The problem:
Return the records that follow, matching each one exactly.

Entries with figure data

============================================================

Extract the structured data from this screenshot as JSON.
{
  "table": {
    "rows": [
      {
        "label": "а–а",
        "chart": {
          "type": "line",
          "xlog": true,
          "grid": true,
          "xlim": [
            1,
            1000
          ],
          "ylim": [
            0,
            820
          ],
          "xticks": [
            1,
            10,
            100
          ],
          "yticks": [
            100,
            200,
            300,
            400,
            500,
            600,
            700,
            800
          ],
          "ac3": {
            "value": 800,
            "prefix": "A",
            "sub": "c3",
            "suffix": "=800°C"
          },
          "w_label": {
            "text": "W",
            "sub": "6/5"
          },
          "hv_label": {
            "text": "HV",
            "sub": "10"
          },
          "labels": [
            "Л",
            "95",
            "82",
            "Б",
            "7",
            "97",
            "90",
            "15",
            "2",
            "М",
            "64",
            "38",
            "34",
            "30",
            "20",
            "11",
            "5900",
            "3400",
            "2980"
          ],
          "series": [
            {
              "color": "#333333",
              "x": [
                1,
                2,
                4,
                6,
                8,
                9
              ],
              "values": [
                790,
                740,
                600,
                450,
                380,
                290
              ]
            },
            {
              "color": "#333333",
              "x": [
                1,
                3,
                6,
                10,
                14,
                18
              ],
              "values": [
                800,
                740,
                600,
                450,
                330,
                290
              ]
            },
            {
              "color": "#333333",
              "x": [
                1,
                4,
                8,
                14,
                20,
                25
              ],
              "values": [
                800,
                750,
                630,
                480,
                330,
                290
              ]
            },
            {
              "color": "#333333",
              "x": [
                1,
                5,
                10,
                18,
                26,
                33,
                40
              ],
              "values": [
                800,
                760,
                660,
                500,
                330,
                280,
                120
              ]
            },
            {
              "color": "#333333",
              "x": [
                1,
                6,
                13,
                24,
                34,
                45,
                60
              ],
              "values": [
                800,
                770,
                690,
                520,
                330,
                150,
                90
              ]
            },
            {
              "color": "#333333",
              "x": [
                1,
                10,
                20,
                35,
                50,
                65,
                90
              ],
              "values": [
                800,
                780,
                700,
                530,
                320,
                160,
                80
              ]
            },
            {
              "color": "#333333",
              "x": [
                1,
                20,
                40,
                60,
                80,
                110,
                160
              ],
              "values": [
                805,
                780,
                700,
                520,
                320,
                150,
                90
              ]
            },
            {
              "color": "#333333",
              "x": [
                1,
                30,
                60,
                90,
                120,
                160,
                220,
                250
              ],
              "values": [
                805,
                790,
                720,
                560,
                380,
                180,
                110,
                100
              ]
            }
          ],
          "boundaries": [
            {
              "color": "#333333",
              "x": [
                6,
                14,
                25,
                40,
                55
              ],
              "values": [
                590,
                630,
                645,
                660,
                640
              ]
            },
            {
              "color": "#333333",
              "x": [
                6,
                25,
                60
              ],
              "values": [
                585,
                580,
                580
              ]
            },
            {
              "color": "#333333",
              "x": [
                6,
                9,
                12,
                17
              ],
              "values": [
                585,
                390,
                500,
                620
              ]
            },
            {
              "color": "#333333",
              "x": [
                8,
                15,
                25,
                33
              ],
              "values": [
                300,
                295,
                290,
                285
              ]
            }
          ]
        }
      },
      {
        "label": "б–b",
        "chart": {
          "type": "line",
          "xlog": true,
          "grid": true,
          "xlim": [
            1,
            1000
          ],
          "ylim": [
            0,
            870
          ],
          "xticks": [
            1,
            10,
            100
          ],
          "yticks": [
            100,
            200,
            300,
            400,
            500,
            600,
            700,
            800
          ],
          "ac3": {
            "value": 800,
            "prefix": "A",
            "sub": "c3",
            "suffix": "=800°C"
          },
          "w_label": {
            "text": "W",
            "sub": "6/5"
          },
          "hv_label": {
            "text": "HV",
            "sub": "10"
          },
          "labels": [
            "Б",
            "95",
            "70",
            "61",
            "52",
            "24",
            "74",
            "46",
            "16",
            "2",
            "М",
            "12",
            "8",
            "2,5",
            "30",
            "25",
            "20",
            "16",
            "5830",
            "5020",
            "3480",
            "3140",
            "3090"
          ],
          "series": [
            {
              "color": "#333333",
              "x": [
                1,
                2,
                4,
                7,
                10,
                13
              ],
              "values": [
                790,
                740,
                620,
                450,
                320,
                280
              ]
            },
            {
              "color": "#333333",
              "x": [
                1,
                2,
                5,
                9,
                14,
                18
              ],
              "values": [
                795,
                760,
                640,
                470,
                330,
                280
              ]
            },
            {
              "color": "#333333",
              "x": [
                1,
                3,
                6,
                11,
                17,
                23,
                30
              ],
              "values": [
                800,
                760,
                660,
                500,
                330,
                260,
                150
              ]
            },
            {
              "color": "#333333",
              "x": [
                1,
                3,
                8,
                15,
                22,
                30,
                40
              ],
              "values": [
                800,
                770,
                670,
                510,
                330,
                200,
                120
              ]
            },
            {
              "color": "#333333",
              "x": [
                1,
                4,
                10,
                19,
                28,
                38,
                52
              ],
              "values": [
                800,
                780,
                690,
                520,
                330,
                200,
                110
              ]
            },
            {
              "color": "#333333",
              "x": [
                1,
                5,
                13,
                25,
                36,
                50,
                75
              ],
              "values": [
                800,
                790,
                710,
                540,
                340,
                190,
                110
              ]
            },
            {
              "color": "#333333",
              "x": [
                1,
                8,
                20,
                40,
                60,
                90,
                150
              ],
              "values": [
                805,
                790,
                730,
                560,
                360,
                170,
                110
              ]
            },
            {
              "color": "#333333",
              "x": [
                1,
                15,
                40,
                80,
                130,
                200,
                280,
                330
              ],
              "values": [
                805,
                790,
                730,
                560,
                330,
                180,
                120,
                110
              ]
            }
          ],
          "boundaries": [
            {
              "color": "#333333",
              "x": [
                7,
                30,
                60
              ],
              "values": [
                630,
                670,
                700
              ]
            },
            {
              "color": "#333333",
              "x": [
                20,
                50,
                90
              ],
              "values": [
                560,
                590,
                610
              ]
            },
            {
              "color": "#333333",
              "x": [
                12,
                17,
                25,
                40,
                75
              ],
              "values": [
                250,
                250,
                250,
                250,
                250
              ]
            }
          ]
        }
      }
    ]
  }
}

============================================================

Answer to this exercise:
Extract the structured data from this screenshot as JSON.
{
  "table": {
    "rows": [
      {
        "label": "а–а",
        "chart": {
          "type": "line",
          "xlog": true,
          "grid": true,
          "xlim": [
            1,
            1000
          ],
          "ylim": [
            0,
            820
          ],
          "xticks": [
            1,
            10,
            100
          ],
          "yticks": [
            100,
            200,
            300,
            400,
            500,
            600,
            700,
            800
          ],
          "ac3": {
            "value": 800,
            "prefix": "A",
            "sub": "c3",
            "suffix": "=800°C"
          },
          "w_label": {
            "text": "W",
            "sub": "6/5"
          },
          "hv_label": {
            "text": "HV",
            "sub": "10"
          },
          "labels": [
            "Л",
            "95",
            "82",
            "Б",
            "7",
            "97",
            "90",
            "15",
            "2",
            "М",
            "64",
            "38",
            "34",
            "30",
            "20",
            "11",
            "5900",
            "3400",
            "2980"
          ],
          "series": [
            {
              "color": "#333333",
              "x": [
                1,
                2,
                4,
                6,
                8,
                9
              ],
              "values": [
                790,
                740,
                600,
                450,
                380,
                290
              ]
            },
            {
              "color": "#333333",
              "x": [
                1,
                3,
                6,
                10,
                14,
                18
              ],
              "values": [
                800,
                740,
                600,
                450,
                330,
                290
              ]
            },
            {
              "color": "#333333",
              "x": [
                1,
                4,
                8,
                14,
                20,
                25
              ],
              "values": [
                800,
                750,
                630,
                480,
                330,
                290
              ]
            },
            {
              "color": "#333333",
              "x": [
                1,
                5,
                10,
                18,
                26,
                33,
                40
              ],
              "values": [
                800,
                760,
                660,
                500,
                330,
                280,
                120
              ]
            },
            {
              "color": "#333333",
              "x": [
                1,
                6,
                13,
                24,
                34,
                45,
                60
              ],
              "values": [
                800,
                770,
                690,
                520,
                330,
                150,
                90
              ]
            },
            {
              "color": "#333333",
              "x": [
                1,
                10,
                20,
                35,
                50,
                65,
                90
              ],
              "values": [
                800,
                780,
                700,
                530,
                320,
                160,
                80
              ]
            },
            {
              "color": "#333333",
              "x": [
                1,
                20,
                40,
                60,
                80,
                110,
                160
              ],
              "values": [
                805,
                780,
                700,
                520,
                320,
                150,
                90
              ]
            },
            {
              "color": "#333333",
              "x": [
                1,
                30,
                60,
                90,
                120,
                160,
                220,
                250
              ],
              "values": [
                805,
                790,
                720,
                560,
                380,
                180,
                110,
                100
              ]
            }
          ],
          "boundaries": [
            {
              "color": "#333333",
              "x": [
                6,
                14,
                25,
                40,
                55
              ],
              "values": [
                590,
                630,
                645,
                660,
                640
              ]
            },
            {
              "color": "#333333",
              "x": [
                6,
                25,
                60
              ],
              "values": [
                585,
                580,
                580
              ]
            },
            {
              "color": "#333333",
              "x": [
                6,
                9,
                12,
                17
              ],
              "values": [
                585,
                390,
                500,
                620
              ]
            },
            {
              "color": "#333333",
              "x": [
                8,
                15,
                25,
                33
              ],
              "values": [
                300,
                295,
                290,
                285
              ]
            }
          ]
        }
      },
      {
        "label": "б–b",
        "chart": {
          "type": "line",
          "xlog": true,
          "grid": true,
          "xlim": [
            1,
            1000
          ],
          "ylim": [
            0,
            870
          ],
          "xticks": [
            1,
            10,
            100
          ],
          "yticks": [
            100,
            200,
            300,
            400,
            500,
            600,
            700,
            800
          ],
          "ac3": {
            "value": 800,
            "prefix": "A",
            "sub": "c3",
            "suffix": "=800°C"
          },
          "w_label": {
            "text": "W",
            "sub": "6/5"
          },
          "hv_label": {
            "text": "HV",
            "sub": "10"
          },
          "labels": [
            "Б",
            "95",
            "70",
            "61",
            "52",
            "24",
            "74",
            "46",
            "16",
            "2",
            "М",
            "12",
            "8",
            "2,5",
            "30",
            "25",
            "20",
            "16",
            "5830",
            "5020",
            "3480",
            "3140",
            "3090"
          ],
          "series": [
            {
              "color": "#333333",
              "x": [
                1,
                2,
                4,
                7,
                10,
                13
              ],
              "values": [
                790,
                740,
                620,
                450,
                320,
                280
              ]
            },
            {
              "color": "#333333",
              "x": [
                1,
                2,
                5,
                9,
                14,
                18
              ],
              "values": [
                795,
                760,
                640,
                470,
                330,
                280
              ]
            },
            {
              "color": "#333333",
              "x": [
                1,
                3,
                6,
                11,
                17,
                23,
                30
              ],
              "values": [
                800,
                760,
                660,
                500,
                330,
                260,
                150
              ]
            },
            {
              "color": "#333333",
              "x": [
                1,
                3,
                8,
                15,
                22,
                30,
                40
              ],
              "values": [
                800,
                770,
                670,
                510,
                330,
                200,
                120
              ]
            },
            {
              "color": "#333333",
              "x": [
                1,
                4,
                10,
                19,
                28,
                38,
                52
              ],
              "values": [
                800,
                780,
                690,
                520,
                330,
                200,
                110
              ]
            },
            {
              "color": "#333333",
              "x": [
                1,
                5,
                13,
                25,
                36,
                50,
                75
              ],
              "values": [
                800,
                790,
                710,
                540,
                340,
                190,
                110
              ]
            },
            {
              "color": "#333333",
              "x": [
                1,
                8,
                20,
                40,
                60,
                90,
                150
              ],
              "values": [
                805,
                790,
                730,
                560,
                360,
                170,
                110
              ]
            },
            {
              "color": "#333333",
              "x": [
                1,
                15,
                40,
                80,
                130,
                200,
                280,
                330
              ],
              "values": [
                805,
                790,
                730,
                560,
                330,
                180,
                120,
                110
              ]
            }
          ],
          "boundaries": [
            {
              "color": "#333333",
              "x": [
                7,
                30,
                60
              ],
              "values": [
                630,
                670,
                700
              ]
            },
            {
              "color": "#333333",
              "x": [
                20,
                50,
                90
              ],
              "values": [
                560,
                590,
                610
              ]
            },
            {
              "color": "#333333",
              "x": [
                12,
                17,
                25,
                40,
                75
              ],
              "values": [
                250,
                250,
                250,
                250,
                250
              ]
            }
          ]
        }
      }
    ]
  }
}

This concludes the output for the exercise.